What to produce =
Would you please copy all of the data exactly, skipping the images?

:::::

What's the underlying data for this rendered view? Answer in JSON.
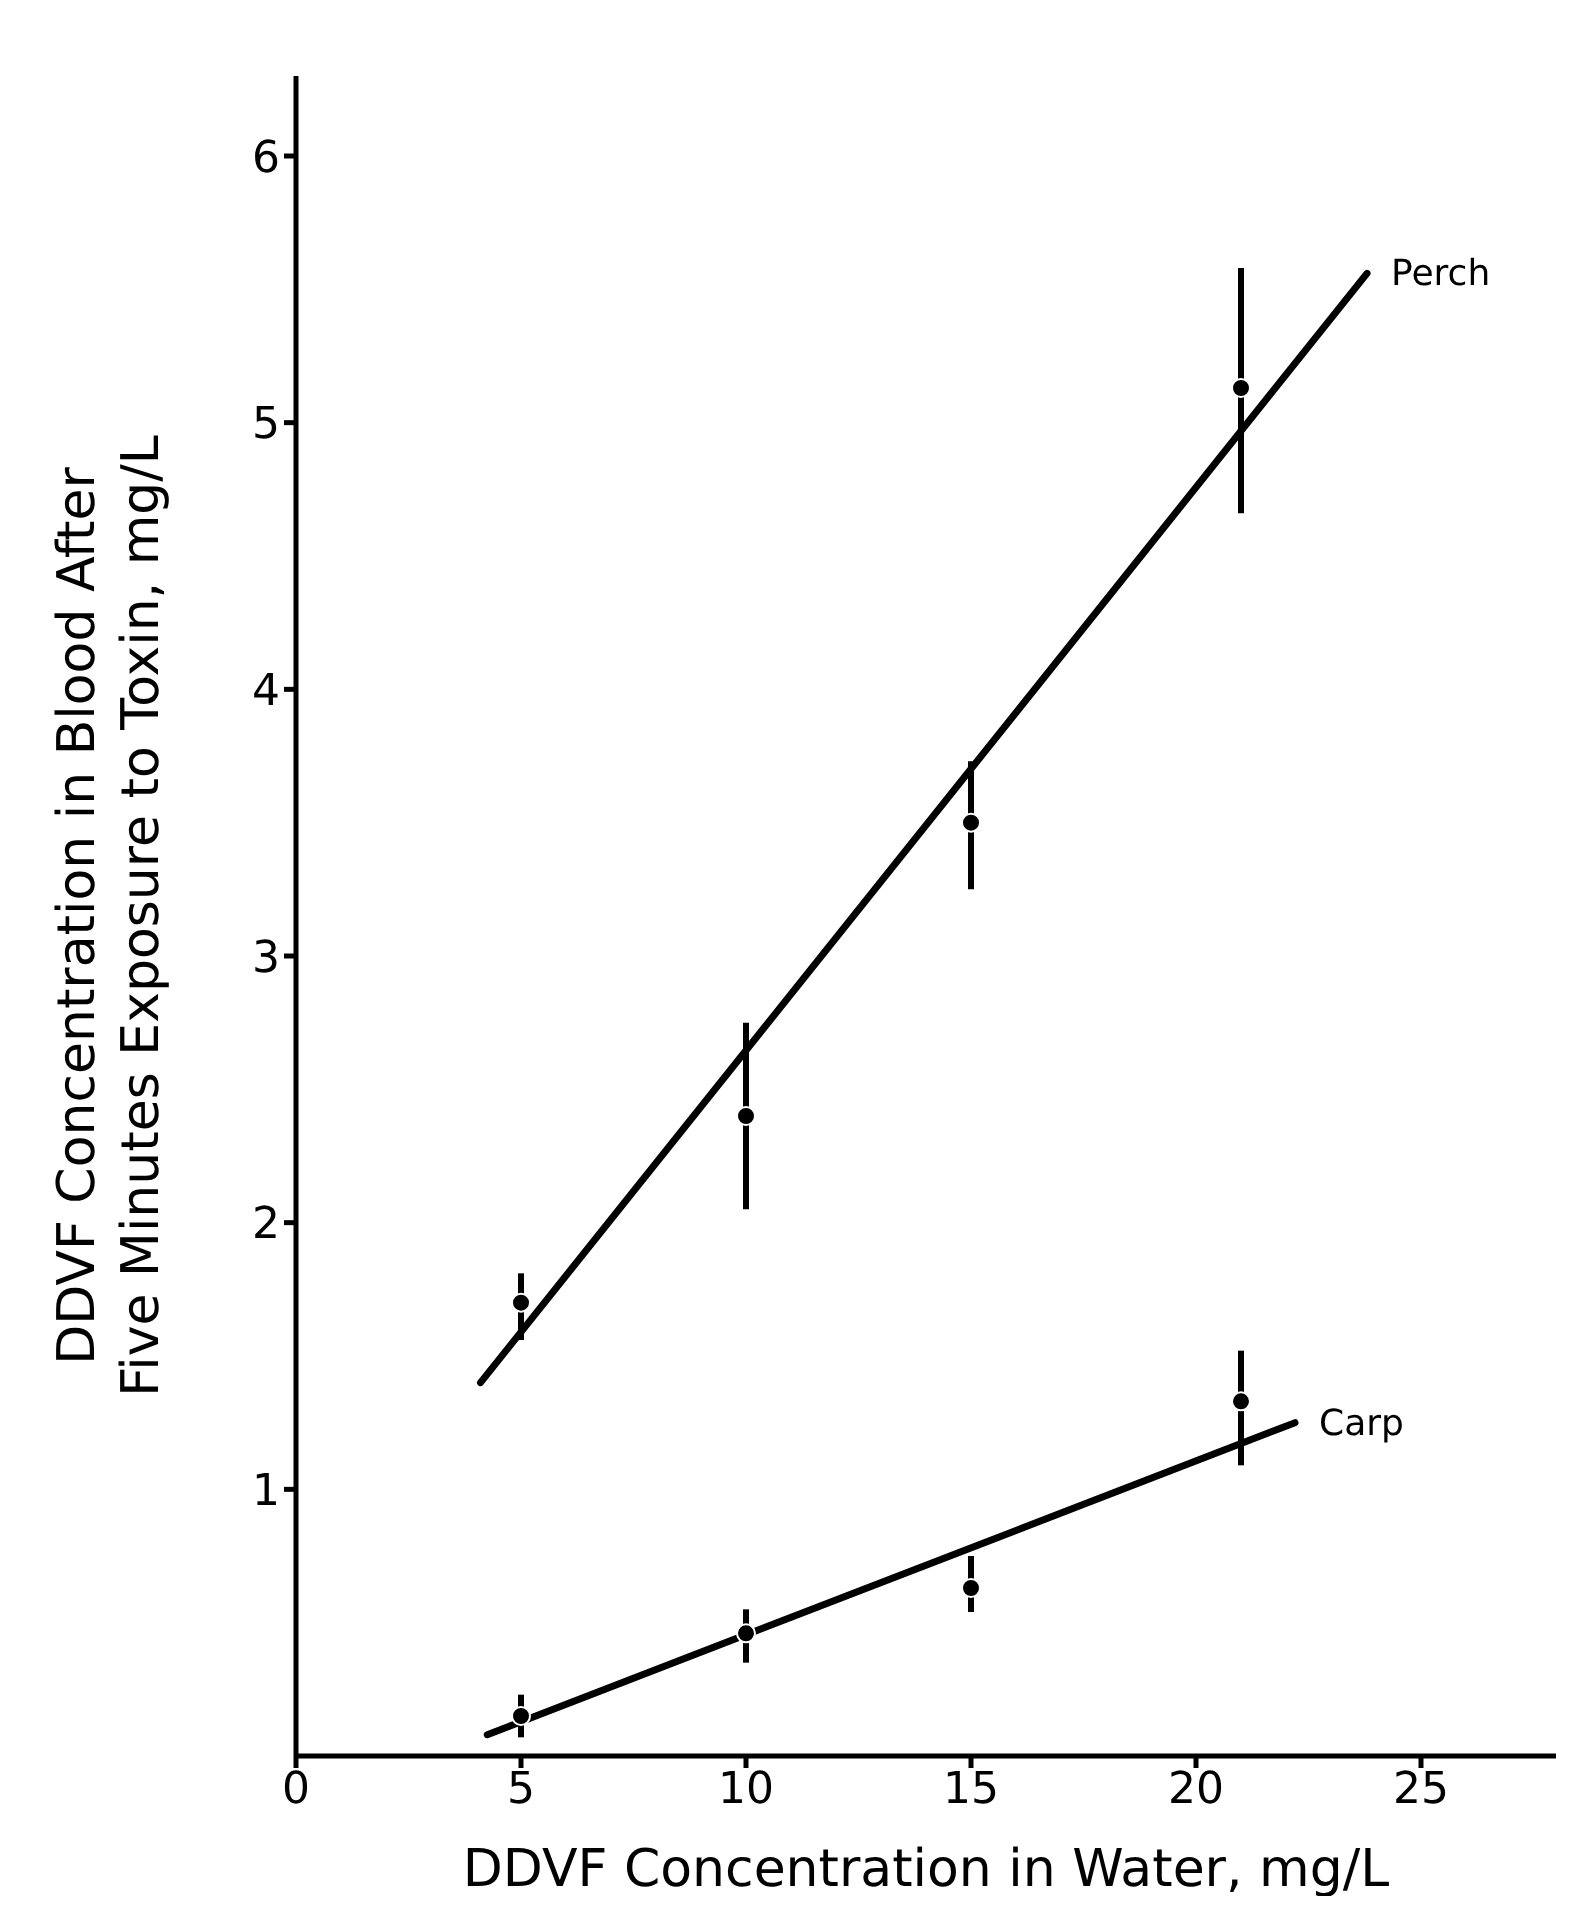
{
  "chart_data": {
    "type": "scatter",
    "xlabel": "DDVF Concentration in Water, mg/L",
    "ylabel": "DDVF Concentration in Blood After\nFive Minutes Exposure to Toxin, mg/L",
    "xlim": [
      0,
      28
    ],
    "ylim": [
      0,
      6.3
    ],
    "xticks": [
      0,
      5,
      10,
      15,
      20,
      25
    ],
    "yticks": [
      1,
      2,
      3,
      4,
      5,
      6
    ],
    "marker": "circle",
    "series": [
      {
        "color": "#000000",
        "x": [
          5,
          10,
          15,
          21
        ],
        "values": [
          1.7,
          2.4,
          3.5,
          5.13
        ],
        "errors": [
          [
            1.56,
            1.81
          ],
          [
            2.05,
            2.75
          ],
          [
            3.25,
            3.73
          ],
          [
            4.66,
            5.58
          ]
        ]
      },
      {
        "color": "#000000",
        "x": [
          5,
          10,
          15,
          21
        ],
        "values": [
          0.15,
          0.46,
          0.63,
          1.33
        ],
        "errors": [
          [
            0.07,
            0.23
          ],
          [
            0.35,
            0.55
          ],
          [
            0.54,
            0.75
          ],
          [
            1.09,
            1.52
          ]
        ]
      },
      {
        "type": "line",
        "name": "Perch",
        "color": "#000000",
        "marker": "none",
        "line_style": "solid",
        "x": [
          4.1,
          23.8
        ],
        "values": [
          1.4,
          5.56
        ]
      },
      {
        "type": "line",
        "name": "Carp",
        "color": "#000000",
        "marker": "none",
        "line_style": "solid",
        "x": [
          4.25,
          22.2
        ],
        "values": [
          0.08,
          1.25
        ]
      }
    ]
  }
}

:::::

Written response =
What's the underlying data for this rendered view? Answer in JSON.
{
  "chart_data": {
    "type": "scatter",
    "xlabel": "DDVF Concentration in Water, mg/L",
    "ylabel": "DDVF Concentration in Blood After\nFive Minutes Exposure to Toxin, mg/L",
    "xlim": [
      0,
      28
    ],
    "ylim": [
      0,
      6.3
    ],
    "xticks": [
      0,
      5,
      10,
      15,
      20,
      25
    ],
    "yticks": [
      1,
      2,
      3,
      4,
      5,
      6
    ],
    "marker": "circle",
    "series": [
      {
        "color": "#000000",
        "x": [
          5,
          10,
          15,
          21
        ],
        "values": [
          1.7,
          2.4,
          3.5,
          5.13
        ],
        "errors": [
          [
            1.56,
            1.81
          ],
          [
            2.05,
            2.75
          ],
          [
            3.25,
            3.73
          ],
          [
            4.66,
            5.58
          ]
        ]
      },
      {
        "color": "#000000",
        "x": [
          5,
          10,
          15,
          21
        ],
        "values": [
          0.15,
          0.46,
          0.63,
          1.33
        ],
        "errors": [
          [
            0.07,
            0.23
          ],
          [
            0.35,
            0.55
          ],
          [
            0.54,
            0.75
          ],
          [
            1.09,
            1.52
          ]
        ]
      },
      {
        "type": "line",
        "name": "Perch",
        "color": "#000000",
        "marker": "none",
        "line_style": "solid",
        "x": [
          4.1,
          23.8
        ],
        "values": [
          1.4,
          5.56
        ]
      },
      {
        "type": "line",
        "name": "Carp",
        "color": "#000000",
        "marker": "none",
        "line_style": "solid",
        "x": [
          4.25,
          22.2
        ],
        "values": [
          0.08,
          1.25
        ]
      }
    ]
  }
}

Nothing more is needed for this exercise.